Pick out every line in the data below that holds "drawing".

* **RECORDS FOR PROCESSING**
"""

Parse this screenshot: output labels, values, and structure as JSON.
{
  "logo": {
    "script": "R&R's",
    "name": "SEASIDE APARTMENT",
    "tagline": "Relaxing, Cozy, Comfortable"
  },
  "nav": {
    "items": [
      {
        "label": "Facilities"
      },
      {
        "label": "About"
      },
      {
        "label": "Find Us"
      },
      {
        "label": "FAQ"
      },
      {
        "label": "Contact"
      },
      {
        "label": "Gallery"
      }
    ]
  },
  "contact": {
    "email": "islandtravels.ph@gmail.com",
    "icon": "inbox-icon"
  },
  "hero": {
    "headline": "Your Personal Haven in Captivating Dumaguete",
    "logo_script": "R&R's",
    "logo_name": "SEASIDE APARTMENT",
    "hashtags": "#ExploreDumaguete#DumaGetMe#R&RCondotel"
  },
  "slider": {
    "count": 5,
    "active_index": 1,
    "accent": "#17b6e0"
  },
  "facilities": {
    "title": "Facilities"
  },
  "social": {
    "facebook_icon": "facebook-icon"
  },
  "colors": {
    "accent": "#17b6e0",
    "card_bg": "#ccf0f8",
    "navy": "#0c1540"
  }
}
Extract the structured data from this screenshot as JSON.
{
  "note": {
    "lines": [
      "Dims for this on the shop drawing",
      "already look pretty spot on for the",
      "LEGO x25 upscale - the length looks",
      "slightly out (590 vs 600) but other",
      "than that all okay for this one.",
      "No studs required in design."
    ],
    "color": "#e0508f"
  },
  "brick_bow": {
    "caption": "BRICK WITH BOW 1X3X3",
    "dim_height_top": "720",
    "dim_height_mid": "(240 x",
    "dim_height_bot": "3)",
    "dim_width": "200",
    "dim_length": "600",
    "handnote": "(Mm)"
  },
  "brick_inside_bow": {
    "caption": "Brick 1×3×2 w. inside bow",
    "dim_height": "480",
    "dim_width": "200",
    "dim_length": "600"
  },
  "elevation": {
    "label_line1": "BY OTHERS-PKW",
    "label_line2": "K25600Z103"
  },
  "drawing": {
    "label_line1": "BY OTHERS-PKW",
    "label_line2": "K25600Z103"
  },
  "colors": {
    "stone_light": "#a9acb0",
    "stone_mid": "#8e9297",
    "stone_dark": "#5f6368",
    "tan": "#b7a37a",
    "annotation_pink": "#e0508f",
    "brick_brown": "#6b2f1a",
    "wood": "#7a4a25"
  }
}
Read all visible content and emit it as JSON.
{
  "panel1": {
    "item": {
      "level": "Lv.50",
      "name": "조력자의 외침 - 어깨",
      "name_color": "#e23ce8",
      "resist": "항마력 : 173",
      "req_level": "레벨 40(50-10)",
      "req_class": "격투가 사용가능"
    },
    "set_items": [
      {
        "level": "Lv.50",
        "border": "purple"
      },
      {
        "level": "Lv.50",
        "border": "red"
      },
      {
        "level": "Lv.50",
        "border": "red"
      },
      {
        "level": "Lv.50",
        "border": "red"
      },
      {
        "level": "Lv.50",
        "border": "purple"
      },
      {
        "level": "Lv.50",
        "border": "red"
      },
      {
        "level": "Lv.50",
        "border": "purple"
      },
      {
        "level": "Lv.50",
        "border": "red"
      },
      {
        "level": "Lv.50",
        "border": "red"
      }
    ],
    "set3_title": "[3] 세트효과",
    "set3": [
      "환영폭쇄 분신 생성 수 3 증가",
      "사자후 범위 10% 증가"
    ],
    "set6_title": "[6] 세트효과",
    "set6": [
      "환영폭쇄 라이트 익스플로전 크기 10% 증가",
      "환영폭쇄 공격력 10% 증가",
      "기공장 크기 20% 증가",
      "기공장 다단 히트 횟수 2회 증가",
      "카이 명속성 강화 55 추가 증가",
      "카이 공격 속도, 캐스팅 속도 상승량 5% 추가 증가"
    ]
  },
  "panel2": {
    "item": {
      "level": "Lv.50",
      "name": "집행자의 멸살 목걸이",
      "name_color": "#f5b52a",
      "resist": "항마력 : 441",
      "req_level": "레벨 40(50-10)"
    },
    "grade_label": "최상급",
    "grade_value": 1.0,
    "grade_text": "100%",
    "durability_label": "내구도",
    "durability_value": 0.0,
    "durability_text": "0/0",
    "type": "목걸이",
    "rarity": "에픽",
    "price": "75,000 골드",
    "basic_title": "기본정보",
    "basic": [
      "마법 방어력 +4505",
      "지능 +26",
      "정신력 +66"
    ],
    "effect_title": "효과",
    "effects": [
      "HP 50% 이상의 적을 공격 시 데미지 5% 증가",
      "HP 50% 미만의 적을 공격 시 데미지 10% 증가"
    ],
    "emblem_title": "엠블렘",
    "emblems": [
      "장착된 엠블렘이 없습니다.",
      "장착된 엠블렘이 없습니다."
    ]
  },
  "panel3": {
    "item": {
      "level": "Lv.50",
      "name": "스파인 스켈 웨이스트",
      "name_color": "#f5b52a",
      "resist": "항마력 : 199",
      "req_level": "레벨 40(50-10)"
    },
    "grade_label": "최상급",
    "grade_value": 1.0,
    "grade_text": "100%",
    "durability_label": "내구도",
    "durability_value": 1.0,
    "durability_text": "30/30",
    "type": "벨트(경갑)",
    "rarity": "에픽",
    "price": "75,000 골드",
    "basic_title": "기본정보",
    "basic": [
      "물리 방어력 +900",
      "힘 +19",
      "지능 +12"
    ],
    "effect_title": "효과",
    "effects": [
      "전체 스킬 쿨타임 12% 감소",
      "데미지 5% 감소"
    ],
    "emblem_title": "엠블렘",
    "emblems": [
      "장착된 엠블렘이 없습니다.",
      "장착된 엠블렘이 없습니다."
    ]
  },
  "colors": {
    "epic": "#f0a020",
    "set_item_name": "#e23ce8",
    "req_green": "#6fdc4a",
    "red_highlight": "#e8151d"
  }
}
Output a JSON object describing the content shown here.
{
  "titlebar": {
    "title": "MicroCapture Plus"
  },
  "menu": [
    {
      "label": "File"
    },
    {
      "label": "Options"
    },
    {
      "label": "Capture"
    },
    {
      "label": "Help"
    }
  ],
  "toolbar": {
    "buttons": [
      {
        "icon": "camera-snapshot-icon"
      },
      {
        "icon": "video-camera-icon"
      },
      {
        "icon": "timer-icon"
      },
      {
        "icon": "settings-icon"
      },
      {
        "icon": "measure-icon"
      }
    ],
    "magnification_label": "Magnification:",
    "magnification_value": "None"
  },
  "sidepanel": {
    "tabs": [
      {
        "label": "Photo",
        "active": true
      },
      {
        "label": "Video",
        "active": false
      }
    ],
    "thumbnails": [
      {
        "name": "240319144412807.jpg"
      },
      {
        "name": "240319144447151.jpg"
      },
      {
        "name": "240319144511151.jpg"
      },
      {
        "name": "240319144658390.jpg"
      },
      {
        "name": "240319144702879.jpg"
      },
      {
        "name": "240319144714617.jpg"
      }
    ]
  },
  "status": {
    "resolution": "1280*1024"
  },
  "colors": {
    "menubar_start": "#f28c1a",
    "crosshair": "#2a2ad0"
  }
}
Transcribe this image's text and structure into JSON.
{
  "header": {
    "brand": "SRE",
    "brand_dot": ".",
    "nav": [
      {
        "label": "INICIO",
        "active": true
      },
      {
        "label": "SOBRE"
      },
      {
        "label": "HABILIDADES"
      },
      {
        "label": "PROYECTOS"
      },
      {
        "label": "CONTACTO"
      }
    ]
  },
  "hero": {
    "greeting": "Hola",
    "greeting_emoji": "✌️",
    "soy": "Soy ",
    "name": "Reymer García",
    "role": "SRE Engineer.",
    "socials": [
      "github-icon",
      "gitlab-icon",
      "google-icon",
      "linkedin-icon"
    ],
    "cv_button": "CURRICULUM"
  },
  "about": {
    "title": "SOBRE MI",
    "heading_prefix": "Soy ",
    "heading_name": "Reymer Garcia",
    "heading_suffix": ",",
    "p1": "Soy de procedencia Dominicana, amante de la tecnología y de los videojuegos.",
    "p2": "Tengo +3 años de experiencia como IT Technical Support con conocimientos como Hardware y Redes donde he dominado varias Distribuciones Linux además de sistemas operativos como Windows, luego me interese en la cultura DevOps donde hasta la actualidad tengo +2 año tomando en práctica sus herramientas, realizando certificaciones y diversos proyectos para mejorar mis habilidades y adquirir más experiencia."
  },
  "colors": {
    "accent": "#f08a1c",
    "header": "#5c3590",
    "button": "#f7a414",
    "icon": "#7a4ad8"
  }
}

"""

* **FULL SOLUTION**
      "Dims for this on the shop drawing",
  "drawing": {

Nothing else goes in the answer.